Problem
Determine the number of lines that contain the word "image", then state that number and nothing more.

Listed entries

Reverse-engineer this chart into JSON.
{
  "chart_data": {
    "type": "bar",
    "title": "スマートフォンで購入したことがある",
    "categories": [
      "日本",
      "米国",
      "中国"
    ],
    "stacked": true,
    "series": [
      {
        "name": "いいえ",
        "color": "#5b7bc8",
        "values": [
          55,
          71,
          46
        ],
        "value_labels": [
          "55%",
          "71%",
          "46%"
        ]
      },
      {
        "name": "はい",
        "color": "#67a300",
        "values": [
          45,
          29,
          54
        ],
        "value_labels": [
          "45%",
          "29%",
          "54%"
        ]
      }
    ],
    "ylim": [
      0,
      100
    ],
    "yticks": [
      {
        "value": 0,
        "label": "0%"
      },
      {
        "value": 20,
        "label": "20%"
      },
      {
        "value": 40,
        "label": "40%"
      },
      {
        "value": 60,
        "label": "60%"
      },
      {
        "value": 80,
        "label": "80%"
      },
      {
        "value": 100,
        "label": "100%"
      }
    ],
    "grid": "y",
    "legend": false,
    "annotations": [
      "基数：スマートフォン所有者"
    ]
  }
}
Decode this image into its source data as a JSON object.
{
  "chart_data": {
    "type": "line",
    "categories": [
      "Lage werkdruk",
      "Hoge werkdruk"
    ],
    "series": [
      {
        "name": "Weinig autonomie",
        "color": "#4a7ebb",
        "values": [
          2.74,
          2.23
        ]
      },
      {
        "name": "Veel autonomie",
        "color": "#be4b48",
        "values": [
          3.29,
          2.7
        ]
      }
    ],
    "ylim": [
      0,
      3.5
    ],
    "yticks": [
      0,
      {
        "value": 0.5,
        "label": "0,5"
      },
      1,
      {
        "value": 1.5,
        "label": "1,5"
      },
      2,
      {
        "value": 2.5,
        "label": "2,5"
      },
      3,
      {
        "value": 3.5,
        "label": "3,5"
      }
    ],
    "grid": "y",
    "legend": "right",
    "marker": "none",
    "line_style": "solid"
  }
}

==

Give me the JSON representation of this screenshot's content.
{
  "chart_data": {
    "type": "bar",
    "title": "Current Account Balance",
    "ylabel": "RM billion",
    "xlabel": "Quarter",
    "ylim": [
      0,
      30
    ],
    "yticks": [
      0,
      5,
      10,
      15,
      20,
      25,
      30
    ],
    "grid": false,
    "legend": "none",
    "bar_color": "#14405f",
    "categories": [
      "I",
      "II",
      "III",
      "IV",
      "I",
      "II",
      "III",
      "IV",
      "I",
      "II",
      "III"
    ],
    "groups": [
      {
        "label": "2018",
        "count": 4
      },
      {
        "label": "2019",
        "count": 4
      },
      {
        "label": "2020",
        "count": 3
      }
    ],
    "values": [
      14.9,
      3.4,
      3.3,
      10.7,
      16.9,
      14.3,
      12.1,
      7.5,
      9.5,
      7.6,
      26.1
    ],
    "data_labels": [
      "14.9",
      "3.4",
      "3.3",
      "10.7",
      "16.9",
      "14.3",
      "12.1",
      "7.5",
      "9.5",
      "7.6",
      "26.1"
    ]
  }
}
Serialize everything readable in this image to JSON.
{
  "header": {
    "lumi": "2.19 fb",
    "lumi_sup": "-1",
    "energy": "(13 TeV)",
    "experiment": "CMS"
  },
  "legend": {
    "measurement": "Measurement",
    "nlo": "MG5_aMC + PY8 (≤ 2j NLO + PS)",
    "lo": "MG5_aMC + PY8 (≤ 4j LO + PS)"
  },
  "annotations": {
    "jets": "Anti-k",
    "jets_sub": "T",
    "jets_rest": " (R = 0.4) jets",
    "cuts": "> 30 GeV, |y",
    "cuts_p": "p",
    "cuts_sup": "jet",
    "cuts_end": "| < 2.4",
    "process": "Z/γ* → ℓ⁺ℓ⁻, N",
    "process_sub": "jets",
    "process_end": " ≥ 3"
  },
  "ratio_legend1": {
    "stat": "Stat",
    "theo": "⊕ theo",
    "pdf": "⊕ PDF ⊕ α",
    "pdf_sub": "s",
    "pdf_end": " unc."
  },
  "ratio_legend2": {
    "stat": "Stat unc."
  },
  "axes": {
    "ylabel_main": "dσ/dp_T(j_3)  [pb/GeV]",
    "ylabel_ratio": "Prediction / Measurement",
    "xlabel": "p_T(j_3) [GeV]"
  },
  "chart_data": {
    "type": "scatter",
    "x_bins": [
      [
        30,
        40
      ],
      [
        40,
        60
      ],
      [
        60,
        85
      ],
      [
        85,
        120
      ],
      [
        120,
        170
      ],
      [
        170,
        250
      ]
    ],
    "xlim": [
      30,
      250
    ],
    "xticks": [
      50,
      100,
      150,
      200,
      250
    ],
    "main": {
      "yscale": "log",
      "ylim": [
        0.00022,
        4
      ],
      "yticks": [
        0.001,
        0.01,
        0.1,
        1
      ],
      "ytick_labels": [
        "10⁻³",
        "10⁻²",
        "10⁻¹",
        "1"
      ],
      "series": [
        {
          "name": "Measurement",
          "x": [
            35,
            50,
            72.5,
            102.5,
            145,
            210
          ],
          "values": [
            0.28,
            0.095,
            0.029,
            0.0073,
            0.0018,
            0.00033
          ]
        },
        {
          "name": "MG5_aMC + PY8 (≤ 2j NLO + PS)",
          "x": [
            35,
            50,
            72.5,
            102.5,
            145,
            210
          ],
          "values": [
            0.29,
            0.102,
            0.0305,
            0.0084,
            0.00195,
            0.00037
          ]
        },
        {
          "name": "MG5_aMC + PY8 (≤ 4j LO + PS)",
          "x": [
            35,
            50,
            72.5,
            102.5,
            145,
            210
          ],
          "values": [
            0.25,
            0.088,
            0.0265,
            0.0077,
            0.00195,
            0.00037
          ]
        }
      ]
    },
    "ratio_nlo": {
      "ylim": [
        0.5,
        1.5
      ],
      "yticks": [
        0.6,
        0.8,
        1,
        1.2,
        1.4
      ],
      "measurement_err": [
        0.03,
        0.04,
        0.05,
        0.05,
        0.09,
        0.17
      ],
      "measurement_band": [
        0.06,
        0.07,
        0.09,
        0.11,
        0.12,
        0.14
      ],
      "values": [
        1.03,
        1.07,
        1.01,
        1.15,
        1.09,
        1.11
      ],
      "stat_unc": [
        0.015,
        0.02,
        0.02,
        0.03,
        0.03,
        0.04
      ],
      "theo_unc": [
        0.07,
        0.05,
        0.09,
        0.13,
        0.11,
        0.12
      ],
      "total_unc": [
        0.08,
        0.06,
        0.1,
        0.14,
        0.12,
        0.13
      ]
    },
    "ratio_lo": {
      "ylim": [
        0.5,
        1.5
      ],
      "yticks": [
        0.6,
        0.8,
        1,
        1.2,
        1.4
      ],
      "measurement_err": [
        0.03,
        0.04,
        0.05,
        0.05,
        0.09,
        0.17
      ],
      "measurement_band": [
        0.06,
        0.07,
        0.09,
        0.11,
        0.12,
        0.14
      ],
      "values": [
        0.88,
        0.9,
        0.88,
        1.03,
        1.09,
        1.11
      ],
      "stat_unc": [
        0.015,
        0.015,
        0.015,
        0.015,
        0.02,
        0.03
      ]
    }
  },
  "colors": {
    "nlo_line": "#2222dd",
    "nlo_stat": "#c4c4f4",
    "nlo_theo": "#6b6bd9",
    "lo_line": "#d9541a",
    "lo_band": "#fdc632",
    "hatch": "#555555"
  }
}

Answer for this exercise
2